** begin Supplied data **
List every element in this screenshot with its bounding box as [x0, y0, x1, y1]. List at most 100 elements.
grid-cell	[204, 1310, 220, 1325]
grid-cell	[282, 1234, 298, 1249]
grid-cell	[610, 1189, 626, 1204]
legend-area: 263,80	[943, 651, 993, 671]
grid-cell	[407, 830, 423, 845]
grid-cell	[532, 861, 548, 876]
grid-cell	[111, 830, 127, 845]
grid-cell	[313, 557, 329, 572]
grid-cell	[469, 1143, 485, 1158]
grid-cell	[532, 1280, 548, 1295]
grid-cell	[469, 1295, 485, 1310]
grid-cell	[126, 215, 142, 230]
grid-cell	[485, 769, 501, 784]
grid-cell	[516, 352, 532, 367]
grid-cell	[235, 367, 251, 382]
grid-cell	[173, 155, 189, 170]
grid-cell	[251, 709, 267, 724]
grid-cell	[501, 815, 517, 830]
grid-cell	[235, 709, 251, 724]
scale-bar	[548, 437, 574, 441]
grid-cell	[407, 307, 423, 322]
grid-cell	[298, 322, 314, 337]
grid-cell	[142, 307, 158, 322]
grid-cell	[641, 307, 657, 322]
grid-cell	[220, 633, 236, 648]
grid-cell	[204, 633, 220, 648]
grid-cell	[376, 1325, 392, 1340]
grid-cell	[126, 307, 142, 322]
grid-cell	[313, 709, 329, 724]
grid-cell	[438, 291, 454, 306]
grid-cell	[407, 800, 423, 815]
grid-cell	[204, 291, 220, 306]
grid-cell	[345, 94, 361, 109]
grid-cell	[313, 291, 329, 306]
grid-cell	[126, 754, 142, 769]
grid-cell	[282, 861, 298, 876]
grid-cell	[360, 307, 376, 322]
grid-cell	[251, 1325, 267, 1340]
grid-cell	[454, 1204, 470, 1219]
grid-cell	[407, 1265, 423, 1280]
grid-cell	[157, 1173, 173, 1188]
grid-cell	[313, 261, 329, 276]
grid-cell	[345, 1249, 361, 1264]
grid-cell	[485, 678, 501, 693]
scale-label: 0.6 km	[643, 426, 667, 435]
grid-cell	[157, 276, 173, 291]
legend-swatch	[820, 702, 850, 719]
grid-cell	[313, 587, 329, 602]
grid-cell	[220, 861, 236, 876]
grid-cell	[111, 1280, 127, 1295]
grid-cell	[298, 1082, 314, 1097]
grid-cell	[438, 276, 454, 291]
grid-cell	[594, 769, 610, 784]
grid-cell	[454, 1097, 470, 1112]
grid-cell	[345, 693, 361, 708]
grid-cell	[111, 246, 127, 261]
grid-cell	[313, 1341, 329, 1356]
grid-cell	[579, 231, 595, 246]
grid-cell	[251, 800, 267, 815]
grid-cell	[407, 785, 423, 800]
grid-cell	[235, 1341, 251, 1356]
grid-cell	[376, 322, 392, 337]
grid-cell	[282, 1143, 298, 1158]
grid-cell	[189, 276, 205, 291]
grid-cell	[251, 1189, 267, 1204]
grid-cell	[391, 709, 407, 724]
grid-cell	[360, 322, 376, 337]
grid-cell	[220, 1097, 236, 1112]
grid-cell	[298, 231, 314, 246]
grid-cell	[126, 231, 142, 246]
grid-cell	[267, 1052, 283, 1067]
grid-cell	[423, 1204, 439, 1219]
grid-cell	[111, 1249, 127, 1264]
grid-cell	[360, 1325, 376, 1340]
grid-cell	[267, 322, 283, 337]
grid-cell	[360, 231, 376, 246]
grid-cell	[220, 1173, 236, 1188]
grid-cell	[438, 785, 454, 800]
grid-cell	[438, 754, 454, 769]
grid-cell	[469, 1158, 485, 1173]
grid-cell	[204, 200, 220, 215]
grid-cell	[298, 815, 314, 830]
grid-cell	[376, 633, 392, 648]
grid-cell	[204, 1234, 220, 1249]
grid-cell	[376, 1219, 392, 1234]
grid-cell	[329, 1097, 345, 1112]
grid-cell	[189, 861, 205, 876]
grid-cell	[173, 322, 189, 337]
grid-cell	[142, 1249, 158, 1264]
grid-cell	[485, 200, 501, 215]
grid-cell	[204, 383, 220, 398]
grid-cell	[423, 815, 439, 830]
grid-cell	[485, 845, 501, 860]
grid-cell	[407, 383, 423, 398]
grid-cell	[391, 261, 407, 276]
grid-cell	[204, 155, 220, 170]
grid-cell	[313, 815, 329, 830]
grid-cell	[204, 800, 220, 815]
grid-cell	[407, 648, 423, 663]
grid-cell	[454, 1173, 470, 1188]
** end Supplied data **
Instructions to follow:
Can you convert the data above, from its first line through the line containing "291, 220, 306]", into a JSON list of strings with one string per line and blank lines omitted?

Solution:
[
  "List every element in this screenshot with its bounding box as [x0, y0, x1, y1]. List at most 100 elements.",
  "grid-cell\t[204, 1310, 220, 1325]",
  "grid-cell\t[282, 1234, 298, 1249]",
  "grid-cell\t[610, 1189, 626, 1204]",
  "legend-area: 263,80\t[943, 651, 993, 671]",
  "grid-cell\t[407, 830, 423, 845]",
  "grid-cell\t[532, 861, 548, 876]",
  "grid-cell\t[111, 830, 127, 845]",
  "grid-cell\t[313, 557, 329, 572]",
  "grid-cell\t[469, 1143, 485, 1158]",
  "grid-cell\t[532, 1280, 548, 1295]",
  "grid-cell\t[469, 1295, 485, 1310]",
  "grid-cell\t[126, 215, 142, 230]",
  "grid-cell\t[485, 769, 501, 784]",
  "grid-cell\t[516, 352, 532, 367]",
  "grid-cell\t[235, 367, 251, 382]",
  "grid-cell\t[173, 155, 189, 170]",
  "grid-cell\t[251, 709, 267, 724]",
  "grid-cell\t[501, 815, 517, 830]",
  "grid-cell\t[235, 709, 251, 724]",
  "scale-bar\t[548, 437, 574, 441]",
  "grid-cell\t[407, 307, 423, 322]",
  "grid-cell\t[298, 322, 314, 337]",
  "grid-cell\t[142, 307, 158, 322]",
  "grid-cell\t[641, 307, 657, 322]",
  "grid-cell\t[220, 633, 236, 648]",
  "grid-cell\t[204, 633, 220, 648]",
  "grid-cell\t[376, 1325, 392, 1340]",
  "grid-cell\t[126, 307, 142, 322]",
  "grid-cell\t[313, 709, 329, 724]",
  "grid-cell\t[438, 291, 454, 306]",
  "grid-cell\t[407, 800, 423, 815]",
  "grid-cell\t[204, 291, 220, 306]"
]